■ Extrait choisi:

◆ ◆ ◆ ◆ ◆

Maryam Kaba et l’amour du mouvement
Parfois, c’est quand elle ne vous a pas fait de cadeau que vous êtes à même de comprendre, paradoxalement, que la vie est un don en soi. Maryam Kaba, chorégraphe, danseuse et ex-championne de France de GRS, fait partie de ces apôtres de la résilience. Non contente de s’être reconstruite après un drame intime, qu’elle raconte dans l’une de ses créations coproduites par le Ballet national de Marseille, elle a décidé de libérer les femmes des carcans imposés à leur corps. Par la danse, elle leur montre la voie de l’affirmation de soi, les entraînant dans son sillage au rythme de sonorités africaines libératrices, affirmant que c’est par le corps qu’on guérit l’esprit, mais aussi, que c’est toujours avec les autres, par la force du collectif, qu’on avance. Portrait d’une « artiviste » inspirée.
Une danse fédératrice
Quand on regarde les réseaux sociaux et les vidéos de workout de Maryam Kaba, on se demande si, tout de même, ce concept d’Afrovibe ne serait pas simplement une énième tendance fitness et bien-être. Alors… oui et non. Évidemment, le concept relève en partie d’une pratique sportive, sollicitant des groupes musculaires ciblés et mettant en émoi la cardio des participants. Il faut dire que c’est à partir du sport que l’ex-gymnaste a construit son parcours. Mais à y regarder de plus près, davantage qu’une mode, c’est un retour aux sources de la danse comme art collectif. On se souvient d’Antonin Artaud et de son obsession pour les danses balinaises, pinacle d’une forme de spectacle halluciné, où la « mathématique des corps » produit une forme de mystique. Avec Maryam Kaba, on est quelque part par là, entre la salle de sport et une pratique collective spirituelle, alliance des corps meurtris (ou tout du moins contrits), qui par une mécanique pensée autour des mouvements du bassin, de la région sacro-iliaque et des hanches, engage les danseurs et les danseuses dans une joie communicative. « Ce qui est important pour moi, c’est que les gens se sentent bien dans leur corps, dans leur tête. C’est l’acceptation de soi », nous confie la chorégraphe. D’ailleurs, même si elle donne des cours par niveau, ce n’est pas la performance qui l’intéresse : tout le monde (hommes y compris) est bienvenu dans dans ses ateliers et autres workshops.
L’intime universel
Si cette notion de transmutation par le mouvement est essentielle dans le travail de Maryam avec les publics, elle est également très présente dans les œuvres créées à l’occasion de sa résidence artistique au BNM. C’est le ballet qui l’a contactée, dans le cadre de sa mission d’action culturelle, et qui lui a fait prendre conscience de la dimension artistique de son travail : « Au niveau de ce que je produisais sur scène, c’était beaucoup d’impro, il n’y avait pas de chorégraphie préfaite. C’est le BNM qui m’a donné un impulse et l’envie de me lancer dans une création solo, mais ça s’est fait naturellement, parce que les danseurs que j’ai rencontrés m’ont donné le bagage nécessaire pour créer autour de mes valeurs. Je n’étais pas toute seule. » Son premier spectacle, Entre mes jambes, présente, dans une scénographie dépouillée, le viol qu’elle a subi à l’âge de 6 ans et la manière dont la gymnastique rythmique d’abord, puis la danse afro-brésilienne par la suite l’ont aidée à canaliser son traumatisme, avant de lui permettre de « déverrouiller » son corps et de se le réapproprier. Si le thème est difficile, Maryam l’affirme : « On peut parler de tout, ça dépend comment c’est amené. Après tout, la communication, c’est la base de l’humanité, et il y a plein de prismes différents pour parler aux gens. » Par la multiplication des modes d’expression (vidéo, récit, langage du corps), elle parvient à émouvoir le public, donnant à son histoire intime une résonnance universelle : « Ça touche bien sûr les femmes, mais ça va au-delà de la sororité. »

◆ ◆ ◆ ◆ ◆

■ Consigne: D'après le portrait de Maryam Kaba, quel titre porte son premier spectacle ?

■ Documents fournis:
◆ ◆ ◆ ◆ ◆

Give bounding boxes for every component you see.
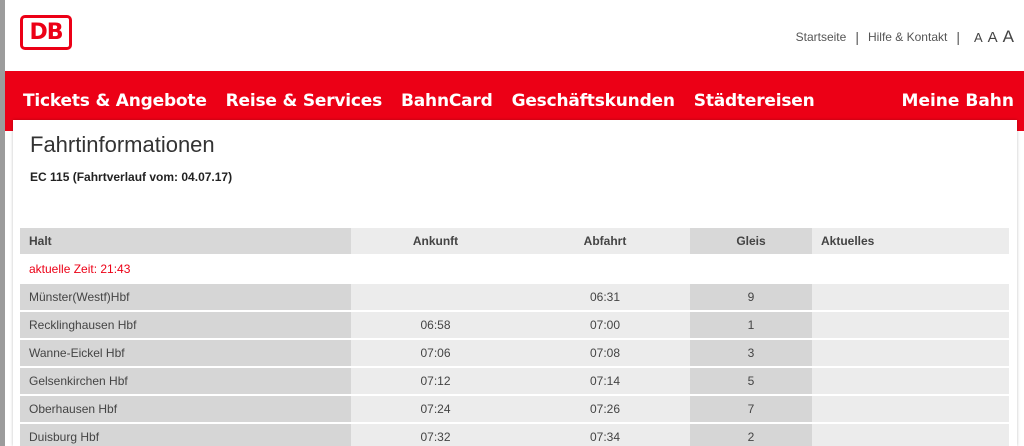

◆ ◆ ◆ ◆ ◆

■ Réponse ci-dessous: Entre mes jambes.